## [WORK INSTRUCTIONS]
Your task is to copy every line of the records below that contains "category".

## [MATERIAL TO PROCESS]

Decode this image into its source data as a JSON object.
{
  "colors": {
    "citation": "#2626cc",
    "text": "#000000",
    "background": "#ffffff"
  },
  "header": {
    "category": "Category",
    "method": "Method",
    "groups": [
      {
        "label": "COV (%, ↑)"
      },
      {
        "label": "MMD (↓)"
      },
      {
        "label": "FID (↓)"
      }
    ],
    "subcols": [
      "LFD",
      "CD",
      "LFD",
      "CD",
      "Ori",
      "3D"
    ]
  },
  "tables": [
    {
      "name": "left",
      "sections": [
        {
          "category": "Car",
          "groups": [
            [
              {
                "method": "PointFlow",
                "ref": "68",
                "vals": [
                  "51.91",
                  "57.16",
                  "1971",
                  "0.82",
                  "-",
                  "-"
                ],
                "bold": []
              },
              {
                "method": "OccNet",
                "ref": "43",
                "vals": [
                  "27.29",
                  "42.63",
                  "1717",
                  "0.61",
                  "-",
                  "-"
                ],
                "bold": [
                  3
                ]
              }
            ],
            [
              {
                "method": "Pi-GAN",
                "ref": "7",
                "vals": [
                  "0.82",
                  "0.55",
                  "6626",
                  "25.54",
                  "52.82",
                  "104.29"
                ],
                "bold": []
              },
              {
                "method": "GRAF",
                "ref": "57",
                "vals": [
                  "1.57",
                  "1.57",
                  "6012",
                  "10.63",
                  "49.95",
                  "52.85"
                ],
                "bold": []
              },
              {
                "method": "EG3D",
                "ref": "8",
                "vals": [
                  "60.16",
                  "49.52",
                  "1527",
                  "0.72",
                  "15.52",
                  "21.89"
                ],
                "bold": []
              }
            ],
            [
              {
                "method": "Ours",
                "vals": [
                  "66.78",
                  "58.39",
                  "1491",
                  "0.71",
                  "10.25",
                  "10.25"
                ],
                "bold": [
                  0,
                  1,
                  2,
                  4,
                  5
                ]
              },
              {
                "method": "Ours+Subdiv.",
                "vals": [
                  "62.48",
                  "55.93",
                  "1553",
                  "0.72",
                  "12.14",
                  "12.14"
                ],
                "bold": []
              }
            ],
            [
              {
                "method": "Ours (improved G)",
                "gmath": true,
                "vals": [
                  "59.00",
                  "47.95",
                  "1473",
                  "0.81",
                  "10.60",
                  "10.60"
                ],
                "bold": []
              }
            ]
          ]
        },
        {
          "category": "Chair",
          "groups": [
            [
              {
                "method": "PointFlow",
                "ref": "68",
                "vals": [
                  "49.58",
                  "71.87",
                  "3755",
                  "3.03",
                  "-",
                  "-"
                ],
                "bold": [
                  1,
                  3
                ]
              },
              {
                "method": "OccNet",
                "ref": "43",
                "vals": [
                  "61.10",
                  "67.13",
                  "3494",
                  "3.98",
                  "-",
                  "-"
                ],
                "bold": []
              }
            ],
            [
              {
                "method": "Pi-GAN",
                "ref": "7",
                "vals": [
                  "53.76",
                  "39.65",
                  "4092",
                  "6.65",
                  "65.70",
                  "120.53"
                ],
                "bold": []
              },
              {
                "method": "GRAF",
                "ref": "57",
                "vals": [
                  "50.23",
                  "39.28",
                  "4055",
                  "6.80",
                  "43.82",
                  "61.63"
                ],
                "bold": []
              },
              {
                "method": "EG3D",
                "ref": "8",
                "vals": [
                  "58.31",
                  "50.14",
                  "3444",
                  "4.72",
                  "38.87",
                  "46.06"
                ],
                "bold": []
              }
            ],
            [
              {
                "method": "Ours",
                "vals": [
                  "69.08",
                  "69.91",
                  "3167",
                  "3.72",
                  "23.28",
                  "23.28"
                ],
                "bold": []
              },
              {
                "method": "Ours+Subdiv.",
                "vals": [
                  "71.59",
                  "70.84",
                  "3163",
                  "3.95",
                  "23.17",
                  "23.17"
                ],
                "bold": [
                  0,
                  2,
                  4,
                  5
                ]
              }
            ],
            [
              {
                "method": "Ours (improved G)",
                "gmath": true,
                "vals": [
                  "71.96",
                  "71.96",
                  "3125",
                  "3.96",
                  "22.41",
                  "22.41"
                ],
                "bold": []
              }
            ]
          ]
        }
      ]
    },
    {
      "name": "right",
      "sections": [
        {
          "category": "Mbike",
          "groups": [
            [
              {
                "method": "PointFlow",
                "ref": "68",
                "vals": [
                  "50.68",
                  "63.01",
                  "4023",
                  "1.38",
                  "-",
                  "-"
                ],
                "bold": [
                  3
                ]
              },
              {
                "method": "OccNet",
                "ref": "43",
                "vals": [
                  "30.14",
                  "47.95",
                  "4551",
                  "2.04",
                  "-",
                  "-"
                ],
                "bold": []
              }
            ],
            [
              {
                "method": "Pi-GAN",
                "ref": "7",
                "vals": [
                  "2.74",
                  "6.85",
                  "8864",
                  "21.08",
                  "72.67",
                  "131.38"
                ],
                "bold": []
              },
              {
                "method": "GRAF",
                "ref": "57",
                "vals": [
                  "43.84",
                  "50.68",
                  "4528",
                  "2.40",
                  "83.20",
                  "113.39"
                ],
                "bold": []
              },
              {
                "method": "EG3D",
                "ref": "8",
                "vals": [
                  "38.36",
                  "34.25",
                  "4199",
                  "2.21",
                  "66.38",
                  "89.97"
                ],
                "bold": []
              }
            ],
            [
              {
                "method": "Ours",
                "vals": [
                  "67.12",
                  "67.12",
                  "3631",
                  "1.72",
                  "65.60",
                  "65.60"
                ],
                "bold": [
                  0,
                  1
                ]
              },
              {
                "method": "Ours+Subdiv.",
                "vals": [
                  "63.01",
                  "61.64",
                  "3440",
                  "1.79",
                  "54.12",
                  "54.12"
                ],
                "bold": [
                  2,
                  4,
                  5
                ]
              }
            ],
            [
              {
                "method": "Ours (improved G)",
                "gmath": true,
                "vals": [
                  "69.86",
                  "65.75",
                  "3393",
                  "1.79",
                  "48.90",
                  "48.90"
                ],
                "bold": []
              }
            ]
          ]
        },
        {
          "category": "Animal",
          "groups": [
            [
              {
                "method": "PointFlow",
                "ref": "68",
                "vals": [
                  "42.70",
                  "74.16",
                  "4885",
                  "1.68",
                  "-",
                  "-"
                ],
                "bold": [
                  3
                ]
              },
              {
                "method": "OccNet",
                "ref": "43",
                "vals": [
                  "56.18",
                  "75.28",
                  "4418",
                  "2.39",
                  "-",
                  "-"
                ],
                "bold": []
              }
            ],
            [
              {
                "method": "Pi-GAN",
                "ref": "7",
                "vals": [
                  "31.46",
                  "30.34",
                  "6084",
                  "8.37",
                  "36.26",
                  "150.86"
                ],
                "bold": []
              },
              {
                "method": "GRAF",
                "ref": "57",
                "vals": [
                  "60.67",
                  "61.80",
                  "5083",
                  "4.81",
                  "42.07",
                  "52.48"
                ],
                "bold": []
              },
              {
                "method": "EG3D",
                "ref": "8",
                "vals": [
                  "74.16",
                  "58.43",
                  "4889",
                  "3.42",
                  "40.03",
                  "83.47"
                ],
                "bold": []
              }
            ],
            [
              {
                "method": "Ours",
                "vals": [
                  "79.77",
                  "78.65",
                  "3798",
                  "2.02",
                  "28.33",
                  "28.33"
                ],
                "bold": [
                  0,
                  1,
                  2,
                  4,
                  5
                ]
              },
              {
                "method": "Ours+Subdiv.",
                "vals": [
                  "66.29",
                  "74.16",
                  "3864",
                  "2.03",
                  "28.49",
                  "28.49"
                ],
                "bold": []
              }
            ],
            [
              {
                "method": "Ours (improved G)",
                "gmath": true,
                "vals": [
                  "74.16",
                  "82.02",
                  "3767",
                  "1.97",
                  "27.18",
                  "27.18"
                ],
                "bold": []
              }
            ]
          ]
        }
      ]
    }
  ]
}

## [EXERCISE ANSWER]
    "category": "Category",
          "category": "Car",
          "category": "Chair",
          "category": "Mbike",
          "category": "Animal",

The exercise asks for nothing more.